Records to use:

-- start --

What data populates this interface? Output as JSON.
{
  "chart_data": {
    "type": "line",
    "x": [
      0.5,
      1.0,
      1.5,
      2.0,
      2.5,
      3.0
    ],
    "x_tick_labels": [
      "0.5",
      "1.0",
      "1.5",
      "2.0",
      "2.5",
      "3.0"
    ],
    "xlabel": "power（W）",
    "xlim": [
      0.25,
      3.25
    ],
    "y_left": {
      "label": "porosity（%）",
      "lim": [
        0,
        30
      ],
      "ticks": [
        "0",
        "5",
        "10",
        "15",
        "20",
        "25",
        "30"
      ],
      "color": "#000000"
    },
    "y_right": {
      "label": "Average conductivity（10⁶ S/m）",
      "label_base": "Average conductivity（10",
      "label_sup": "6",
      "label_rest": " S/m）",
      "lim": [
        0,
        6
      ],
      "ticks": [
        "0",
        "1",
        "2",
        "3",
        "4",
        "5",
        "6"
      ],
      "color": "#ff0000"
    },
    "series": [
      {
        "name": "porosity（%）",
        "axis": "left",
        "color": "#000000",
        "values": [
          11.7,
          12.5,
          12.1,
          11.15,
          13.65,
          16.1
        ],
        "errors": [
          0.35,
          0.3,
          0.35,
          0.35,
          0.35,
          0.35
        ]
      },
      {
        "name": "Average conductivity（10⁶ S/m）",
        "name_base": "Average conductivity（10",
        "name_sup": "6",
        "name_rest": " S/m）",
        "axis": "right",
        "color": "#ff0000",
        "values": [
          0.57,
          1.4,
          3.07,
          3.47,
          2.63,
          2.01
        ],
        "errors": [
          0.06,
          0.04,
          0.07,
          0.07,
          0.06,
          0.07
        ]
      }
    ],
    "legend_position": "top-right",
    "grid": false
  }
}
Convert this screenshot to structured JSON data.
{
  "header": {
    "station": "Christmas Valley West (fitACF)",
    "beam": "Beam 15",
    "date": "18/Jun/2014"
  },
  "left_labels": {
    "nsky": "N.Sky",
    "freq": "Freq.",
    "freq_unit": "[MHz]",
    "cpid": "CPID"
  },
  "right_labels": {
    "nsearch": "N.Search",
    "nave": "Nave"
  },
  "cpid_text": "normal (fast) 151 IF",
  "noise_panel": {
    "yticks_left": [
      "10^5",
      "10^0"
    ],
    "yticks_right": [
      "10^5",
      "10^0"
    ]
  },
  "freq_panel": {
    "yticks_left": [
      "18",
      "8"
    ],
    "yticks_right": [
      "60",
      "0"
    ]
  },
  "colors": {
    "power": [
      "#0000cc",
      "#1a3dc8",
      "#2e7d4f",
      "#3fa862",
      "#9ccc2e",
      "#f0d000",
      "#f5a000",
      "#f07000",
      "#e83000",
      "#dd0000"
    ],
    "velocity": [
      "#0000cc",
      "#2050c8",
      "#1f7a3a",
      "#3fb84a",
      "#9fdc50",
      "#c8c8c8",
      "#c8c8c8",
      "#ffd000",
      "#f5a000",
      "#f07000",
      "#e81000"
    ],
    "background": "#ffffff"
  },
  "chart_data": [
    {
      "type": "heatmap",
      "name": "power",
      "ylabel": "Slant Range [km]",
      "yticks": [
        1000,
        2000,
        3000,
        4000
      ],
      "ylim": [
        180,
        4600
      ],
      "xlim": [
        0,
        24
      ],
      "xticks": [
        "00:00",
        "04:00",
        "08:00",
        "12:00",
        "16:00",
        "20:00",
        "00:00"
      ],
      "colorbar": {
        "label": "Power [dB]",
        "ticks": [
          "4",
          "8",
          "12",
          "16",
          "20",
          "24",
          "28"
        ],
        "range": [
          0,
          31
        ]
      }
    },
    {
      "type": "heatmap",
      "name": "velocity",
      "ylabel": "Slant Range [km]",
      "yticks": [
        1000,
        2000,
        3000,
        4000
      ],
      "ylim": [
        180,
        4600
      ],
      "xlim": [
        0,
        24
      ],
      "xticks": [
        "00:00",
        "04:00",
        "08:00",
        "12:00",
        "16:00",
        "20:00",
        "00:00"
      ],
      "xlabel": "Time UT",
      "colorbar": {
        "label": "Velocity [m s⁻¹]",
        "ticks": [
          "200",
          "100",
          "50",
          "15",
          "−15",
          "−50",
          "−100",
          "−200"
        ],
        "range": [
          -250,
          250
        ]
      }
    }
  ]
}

-- end --

Your objective: The entries above must be returned in full, exactly as shown.

Finished task:
What data populates this interface? Output as JSON.
{
  "chart_data": {
    "type": "line",
    "x": [
      0.5,
      1.0,
      1.5,
      2.0,
      2.5,
      3.0
    ],
    "x_tick_labels": [
      "0.5",
      "1.0",
      "1.5",
      "2.0",
      "2.5",
      "3.0"
    ],
    "xlabel": "power（W）",
    "xlim": [
      0.25,
      3.25
    ],
    "y_left": {
      "label": "porosity（%）",
      "lim": [
        0,
        30
      ],
      "ticks": [
        "0",
        "5",
        "10",
        "15",
        "20",
        "25",
        "30"
      ],
      "color": "#000000"
    },
    "y_right": {
      "label": "Average conductivity（10⁶ S/m）",
      "label_base": "Average conductivity（10",
      "label_sup": "6",
      "label_rest": " S/m）",
      "lim": [
        0,
        6
      ],
      "ticks": [
        "0",
        "1",
        "2",
        "3",
        "4",
        "5",
        "6"
      ],
      "color": "#ff0000"
    },
    "series": [
      {
        "name": "porosity（%）",
        "axis": "left",
        "color": "#000000",
        "values": [
          11.7,
          12.5,
          12.1,
          11.15,
          13.65,
          16.1
        ],
        "errors": [
          0.35,
          0.3,
          0.35,
          0.35,
          0.35,
          0.35
        ]
      },
      {
        "name": "Average conductivity（10⁶ S/m）",
        "name_base": "Average conductivity（10",
        "name_sup": "6",
        "name_rest": " S/m）",
        "axis": "right",
        "color": "#ff0000",
        "values": [
          0.57,
          1.4,
          3.07,
          3.47,
          2.63,
          2.01
        ],
        "errors": [
          0.06,
          0.04,
          0.07,
          0.07,
          0.06,
          0.07
        ]
      }
    ],
    "legend_position": "top-right",
    "grid": false
  }
}
Convert this screenshot to structured JSON data.
{
  "header": {
    "station": "Christmas Valley West (fitACF)",
    "beam": "Beam 15",
    "date": "18/Jun/2014"
  },
  "left_labels": {
    "nsky": "N.Sky",
    "freq": "Freq.",
    "freq_unit": "[MHz]",
    "cpid": "CPID"
  },
  "right_labels": {
    "nsearch": "N.Search",
    "nave": "Nave"
  },
  "cpid_text": "normal (fast) 151 IF",
  "noise_panel": {
    "yticks_left": [
      "10^5",
      "10^0"
    ],
    "yticks_right": [
      "10^5",
      "10^0"
    ]
  },
  "freq_panel": {
    "yticks_left": [
      "18",
      "8"
    ],
    "yticks_right": [
      "60",
      "0"
    ]
  },
  "colors": {
    "power": [
      "#0000cc",
      "#1a3dc8",
      "#2e7d4f",
      "#3fa862",
      "#9ccc2e",
      "#f0d000",
      "#f5a000",
      "#f07000",
      "#e83000",
      "#dd0000"
    ],
    "velocity": [
      "#0000cc",
      "#2050c8",
      "#1f7a3a",
      "#3fb84a",
      "#9fdc50",
      "#c8c8c8",
      "#c8c8c8",
      "#ffd000",
      "#f5a000",
      "#f07000",
      "#e81000"
    ],
    "background": "#ffffff"
  },
  "chart_data": [
    {
      "type": "heatmap",
      "name": "power",
      "ylabel": "Slant Range [km]",
      "yticks": [
        1000,
        2000,
        3000,
        4000
      ],
      "ylim": [
        180,
        4600
      ],
      "xlim": [
        0,
        24
      ],
      "xticks": [
        "00:00",
        "04:00",
        "08:00",
        "12:00",
        "16:00",
        "20:00",
        "00:00"
      ],
      "colorbar": {
        "label": "Power [dB]",
        "ticks": [
          "4",
          "8",
          "12",
          "16",
          "20",
          "24",
          "28"
        ],
        "range": [
          0,
          31
        ]
      }
    },
    {
      "type": "heatmap",
      "name": "velocity",
      "ylabel": "Slant Range [km]",
      "yticks": [
        1000,
        2000,
        3000,
        4000
      ],
      "ylim": [
        180,
        4600
      ],
      "xlim": [
        0,
        24
      ],
      "xticks": [
        "00:00",
        "04:00",
        "08:00",
        "12:00",
        "16:00",
        "20:00",
        "00:00"
      ],
      "xlabel": "Time UT",
      "colorbar": {
        "label": "Velocity [m s⁻¹]",
        "ticks": [
          "200",
          "100",
          "50",
          "15",
          "−15",
          "−50",
          "−100",
          "−200"
        ],
        "range": [
          -250,
          250
        ]
      }
    }
  ]
}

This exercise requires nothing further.